▶ Exercise details
Your job is to restate each entry word for word.

▶ Lines of data
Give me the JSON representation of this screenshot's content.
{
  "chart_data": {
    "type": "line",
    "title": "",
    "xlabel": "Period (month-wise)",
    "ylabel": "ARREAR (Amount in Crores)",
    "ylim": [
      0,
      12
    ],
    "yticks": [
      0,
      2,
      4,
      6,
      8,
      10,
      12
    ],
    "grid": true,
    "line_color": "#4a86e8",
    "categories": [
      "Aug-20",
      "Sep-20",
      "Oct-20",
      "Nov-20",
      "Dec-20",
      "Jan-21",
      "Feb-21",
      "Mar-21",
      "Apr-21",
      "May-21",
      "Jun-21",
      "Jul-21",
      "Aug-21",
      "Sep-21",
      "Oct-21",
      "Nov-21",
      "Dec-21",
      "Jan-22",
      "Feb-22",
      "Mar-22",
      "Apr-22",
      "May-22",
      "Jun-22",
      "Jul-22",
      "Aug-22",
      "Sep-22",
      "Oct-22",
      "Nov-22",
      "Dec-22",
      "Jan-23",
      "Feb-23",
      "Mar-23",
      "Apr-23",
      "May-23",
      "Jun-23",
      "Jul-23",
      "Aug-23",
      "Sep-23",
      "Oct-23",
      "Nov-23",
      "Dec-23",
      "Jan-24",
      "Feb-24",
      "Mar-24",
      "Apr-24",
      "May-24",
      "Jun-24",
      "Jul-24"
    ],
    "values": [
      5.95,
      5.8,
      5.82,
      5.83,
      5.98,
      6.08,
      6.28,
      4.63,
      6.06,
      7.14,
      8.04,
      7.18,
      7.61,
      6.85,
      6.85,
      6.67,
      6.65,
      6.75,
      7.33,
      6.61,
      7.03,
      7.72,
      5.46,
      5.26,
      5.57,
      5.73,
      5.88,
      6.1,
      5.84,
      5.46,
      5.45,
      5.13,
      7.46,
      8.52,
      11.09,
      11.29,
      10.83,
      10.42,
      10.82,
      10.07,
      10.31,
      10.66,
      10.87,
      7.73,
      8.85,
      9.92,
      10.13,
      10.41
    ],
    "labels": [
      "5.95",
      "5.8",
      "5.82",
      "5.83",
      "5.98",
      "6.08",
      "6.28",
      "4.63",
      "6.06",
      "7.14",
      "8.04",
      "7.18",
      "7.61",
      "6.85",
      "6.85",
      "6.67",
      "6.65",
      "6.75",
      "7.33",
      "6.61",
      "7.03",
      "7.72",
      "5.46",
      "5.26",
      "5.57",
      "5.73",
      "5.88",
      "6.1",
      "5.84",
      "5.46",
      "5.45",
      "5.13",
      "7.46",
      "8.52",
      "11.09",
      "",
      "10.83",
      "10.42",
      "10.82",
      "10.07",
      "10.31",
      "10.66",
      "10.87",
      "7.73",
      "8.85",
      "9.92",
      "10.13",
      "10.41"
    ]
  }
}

▶ Exercise answer
Give me the JSON representation of this screenshot's content.
{
  "chart_data": {
    "type": "line",
    "title": "",
    "xlabel": "Period (month-wise)",
    "ylabel": "ARREAR (Amount in Crores)",
    "ylim": [
      0,
      12
    ],
    "yticks": [
      0,
      2,
      4,
      6,
      8,
      10,
      12
    ],
    "grid": true,
    "line_color": "#4a86e8",
    "categories": [
      "Aug-20",
      "Sep-20",
      "Oct-20",
      "Nov-20",
      "Dec-20",
      "Jan-21",
      "Feb-21",
      "Mar-21",
      "Apr-21",
      "May-21",
      "Jun-21",
      "Jul-21",
      "Aug-21",
      "Sep-21",
      "Oct-21",
      "Nov-21",
      "Dec-21",
      "Jan-22",
      "Feb-22",
      "Mar-22",
      "Apr-22",
      "May-22",
      "Jun-22",
      "Jul-22",
      "Aug-22",
      "Sep-22",
      "Oct-22",
      "Nov-22",
      "Dec-22",
      "Jan-23",
      "Feb-23",
      "Mar-23",
      "Apr-23",
      "May-23",
      "Jun-23",
      "Jul-23",
      "Aug-23",
      "Sep-23",
      "Oct-23",
      "Nov-23",
      "Dec-23",
      "Jan-24",
      "Feb-24",
      "Mar-24",
      "Apr-24",
      "May-24",
      "Jun-24",
      "Jul-24"
    ],
    "values": [
      5.95,
      5.8,
      5.82,
      5.83,
      5.98,
      6.08,
      6.28,
      4.63,
      6.06,
      7.14,
      8.04,
      7.18,
      7.61,
      6.85,
      6.85,
      6.67,
      6.65,
      6.75,
      7.33,
      6.61,
      7.03,
      7.72,
      5.46,
      5.26,
      5.57,
      5.73,
      5.88,
      6.1,
      5.84,
      5.46,
      5.45,
      5.13,
      7.46,
      8.52,
      11.09,
      11.29,
      10.83,
      10.42,
      10.82,
      10.07,
      10.31,
      10.66,
      10.87,
      7.73,
      8.85,
      9.92,
      10.13,
      10.41
    ],
    "labels": [
      "5.95",
      "5.8",
      "5.82",
      "5.83",
      "5.98",
      "6.08",
      "6.28",
      "4.63",
      "6.06",
      "7.14",
      "8.04",
      "7.18",
      "7.61",
      "6.85",
      "6.85",
      "6.67",
      "6.65",
      "6.75",
      "7.33",
      "6.61",
      "7.03",
      "7.72",
      "5.46",
      "5.26",
      "5.57",
      "5.73",
      "5.88",
      "6.1",
      "5.84",
      "5.46",
      "5.45",
      "5.13",
      "7.46",
      "8.52",
      "11.09",
      "",
      "10.83",
      "10.42",
      "10.82",
      "10.07",
      "10.31",
      "10.66",
      "10.87",
      "7.73",
      "8.85",
      "9.92",
      "10.13",
      "10.41"
    ]
  }
}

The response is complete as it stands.